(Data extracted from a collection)
—————

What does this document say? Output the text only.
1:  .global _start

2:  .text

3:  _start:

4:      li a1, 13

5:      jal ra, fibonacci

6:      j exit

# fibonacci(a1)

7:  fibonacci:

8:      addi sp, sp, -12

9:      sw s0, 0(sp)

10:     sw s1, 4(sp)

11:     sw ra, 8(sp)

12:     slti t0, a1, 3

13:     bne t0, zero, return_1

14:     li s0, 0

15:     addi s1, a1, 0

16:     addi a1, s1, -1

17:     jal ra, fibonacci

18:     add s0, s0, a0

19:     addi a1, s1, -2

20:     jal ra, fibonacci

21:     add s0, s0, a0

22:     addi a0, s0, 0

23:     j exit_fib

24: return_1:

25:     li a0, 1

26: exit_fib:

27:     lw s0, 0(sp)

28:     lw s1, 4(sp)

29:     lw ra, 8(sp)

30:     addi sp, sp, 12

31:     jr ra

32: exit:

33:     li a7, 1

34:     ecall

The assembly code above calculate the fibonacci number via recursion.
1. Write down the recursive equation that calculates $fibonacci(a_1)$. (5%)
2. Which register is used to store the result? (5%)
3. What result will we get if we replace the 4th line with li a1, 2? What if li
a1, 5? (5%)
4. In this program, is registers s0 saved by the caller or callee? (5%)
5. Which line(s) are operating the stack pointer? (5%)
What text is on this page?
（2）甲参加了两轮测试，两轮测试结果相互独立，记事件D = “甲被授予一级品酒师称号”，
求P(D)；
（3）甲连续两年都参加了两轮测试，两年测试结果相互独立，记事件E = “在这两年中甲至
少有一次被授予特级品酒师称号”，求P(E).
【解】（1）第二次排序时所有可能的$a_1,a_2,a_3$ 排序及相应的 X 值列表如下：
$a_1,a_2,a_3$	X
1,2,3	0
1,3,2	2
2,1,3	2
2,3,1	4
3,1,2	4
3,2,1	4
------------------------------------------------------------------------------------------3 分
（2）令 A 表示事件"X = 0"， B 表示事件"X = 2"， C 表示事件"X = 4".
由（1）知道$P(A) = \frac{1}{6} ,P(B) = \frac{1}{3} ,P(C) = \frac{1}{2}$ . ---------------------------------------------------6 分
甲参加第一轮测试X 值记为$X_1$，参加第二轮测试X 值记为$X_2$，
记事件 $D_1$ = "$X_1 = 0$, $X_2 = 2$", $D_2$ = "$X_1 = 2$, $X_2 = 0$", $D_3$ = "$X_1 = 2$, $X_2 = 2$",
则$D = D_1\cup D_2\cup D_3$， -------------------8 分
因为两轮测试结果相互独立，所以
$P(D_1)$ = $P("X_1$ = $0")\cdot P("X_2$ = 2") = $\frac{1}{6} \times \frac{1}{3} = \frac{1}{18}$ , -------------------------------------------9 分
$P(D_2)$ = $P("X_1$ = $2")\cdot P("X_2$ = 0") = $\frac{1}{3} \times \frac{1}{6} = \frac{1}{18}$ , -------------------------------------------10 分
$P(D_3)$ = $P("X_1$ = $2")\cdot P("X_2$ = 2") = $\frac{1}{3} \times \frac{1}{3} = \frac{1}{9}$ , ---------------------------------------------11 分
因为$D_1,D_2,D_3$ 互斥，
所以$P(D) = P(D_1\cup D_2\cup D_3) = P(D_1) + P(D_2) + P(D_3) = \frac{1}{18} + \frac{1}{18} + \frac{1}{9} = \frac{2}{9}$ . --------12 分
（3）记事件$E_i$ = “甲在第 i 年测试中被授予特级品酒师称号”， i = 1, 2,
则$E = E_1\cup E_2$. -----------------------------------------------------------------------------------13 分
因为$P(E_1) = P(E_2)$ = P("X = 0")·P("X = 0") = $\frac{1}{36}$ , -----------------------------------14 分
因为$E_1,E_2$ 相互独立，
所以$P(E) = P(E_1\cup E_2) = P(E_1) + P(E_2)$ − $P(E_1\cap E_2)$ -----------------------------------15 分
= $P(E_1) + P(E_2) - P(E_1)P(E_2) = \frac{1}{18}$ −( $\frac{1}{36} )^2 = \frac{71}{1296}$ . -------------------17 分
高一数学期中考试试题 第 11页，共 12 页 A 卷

—————

THE EXERCISE » Reproduce all the data word for word.

THE OUTPUT »
What does this document say? Output the text only.
1:  .global _start

2:  .text

3:  _start:

4:      li a1, 13

5:      jal ra, fibonacci

6:      j exit

# fibonacci(a1)

7:  fibonacci:

8:      addi sp, sp, -12

9:      sw s0, 0(sp)

10:     sw s1, 4(sp)

11:     sw ra, 8(sp)

12:     slti t0, a1, 3

13:     bne t0, zero, return_1

14:     li s0, 0

15:     addi s1, a1, 0

16:     addi a1, s1, -1

17:     jal ra, fibonacci

18:     add s0, s0, a0

19:     addi a1, s1, -2

20:     jal ra, fibonacci

21:     add s0, s0, a0

22:     addi a0, s0, 0

23:     j exit_fib

24: return_1:

25:     li a0, 1

26: exit_fib:

27:     lw s0, 0(sp)

28:     lw s1, 4(sp)

29:     lw ra, 8(sp)

30:     addi sp, sp, 12

31:     jr ra

32: exit:

33:     li a7, 1

34:     ecall

The assembly code above calculate the fibonacci number via recursion.
1. Write down the recursive equation that calculates $fibonacci(a_1)$. (5%)
2. Which register is used to store the result? (5%)
3. What result will we get if we replace the 4th line with li a1, 2? What if li
a1, 5? (5%)
4. In this program, is registers s0 saved by the caller or callee? (5%)
5. Which line(s) are operating the stack pointer? (5%)
What text is on this page?
（2）甲参加了两轮测试，两轮测试结果相互独立，记事件D = “甲被授予一级品酒师称号”，
求P(D)；
（3）甲连续两年都参加了两轮测试，两年测试结果相互独立，记事件E = “在这两年中甲至
少有一次被授予特级品酒师称号”，求P(E).
【解】（1）第二次排序时所有可能的$a_1,a_2,a_3$ 排序及相应的 X 值列表如下：
$a_1,a_2,a_3$	X
1,2,3	0
1,3,2	2
2,1,3	2
2,3,1	4
3,1,2	4
3,2,1	4
------------------------------------------------------------------------------------------3 分
（2）令 A 表示事件"X = 0"， B 表示事件"X = 2"， C 表示事件"X = 4".
由（1）知道$P(A) = \frac{1}{6} ,P(B) = \frac{1}{3} ,P(C) = \frac{1}{2}$ . ---------------------------------------------------6 分
甲参加第一轮测试X 值记为$X_1$，参加第二轮测试X 值记为$X_2$，
记事件 $D_1$ = "$X_1 = 0$, $X_2 = 2$", $D_2$ = "$X_1 = 2$, $X_2 = 0$", $D_3$ = "$X_1 = 2$, $X_2 = 2$",
则$D = D_1\cup D_2\cup D_3$， -------------------8 分
因为两轮测试结果相互独立，所以
$P(D_1)$ = $P("X_1$ = $0")\cdot P("X_2$ = 2") = $\frac{1}{6} \times \frac{1}{3} = \frac{1}{18}$ , -------------------------------------------9 分
$P(D_2)$ = $P("X_1$ = $2")\cdot P("X_2$ = 0") = $\frac{1}{3} \times \frac{1}{6} = \frac{1}{18}$ , -------------------------------------------10 分
$P(D_3)$ = $P("X_1$ = $2")\cdot P("X_2$ = 2") = $\frac{1}{3} \times \frac{1}{3} = \frac{1}{9}$ , ---------------------------------------------11 分
因为$D_1,D_2,D_3$ 互斥，
所以$P(D) = P(D_1\cup D_2\cup D_3) = P(D_1) + P(D_2) + P(D_3) = \frac{1}{18} + \frac{1}{18} + \frac{1}{9} = \frac{2}{9}$ . --------12 分
（3）记事件$E_i$ = “甲在第 i 年测试中被授予特级品酒师称号”， i = 1, 2,
则$E = E_1\cup E_2$. -----------------------------------------------------------------------------------13 分
因为$P(E_1) = P(E_2)$ = P("X = 0")·P("X = 0") = $\frac{1}{36}$ , -----------------------------------14 分
因为$E_1,E_2$ 相互独立，
所以$P(E) = P(E_1\cup E_2) = P(E_1) + P(E_2)$ − $P(E_1\cap E_2)$ -----------------------------------15 分
= $P(E_1) + P(E_2) - P(E_1)P(E_2) = \frac{1}{18}$ −( $\frac{1}{36} )^2 = \frac{71}{1296}$ . -------------------17 分
高一数学期中考试试题 第 11页，共 12 页 A 卷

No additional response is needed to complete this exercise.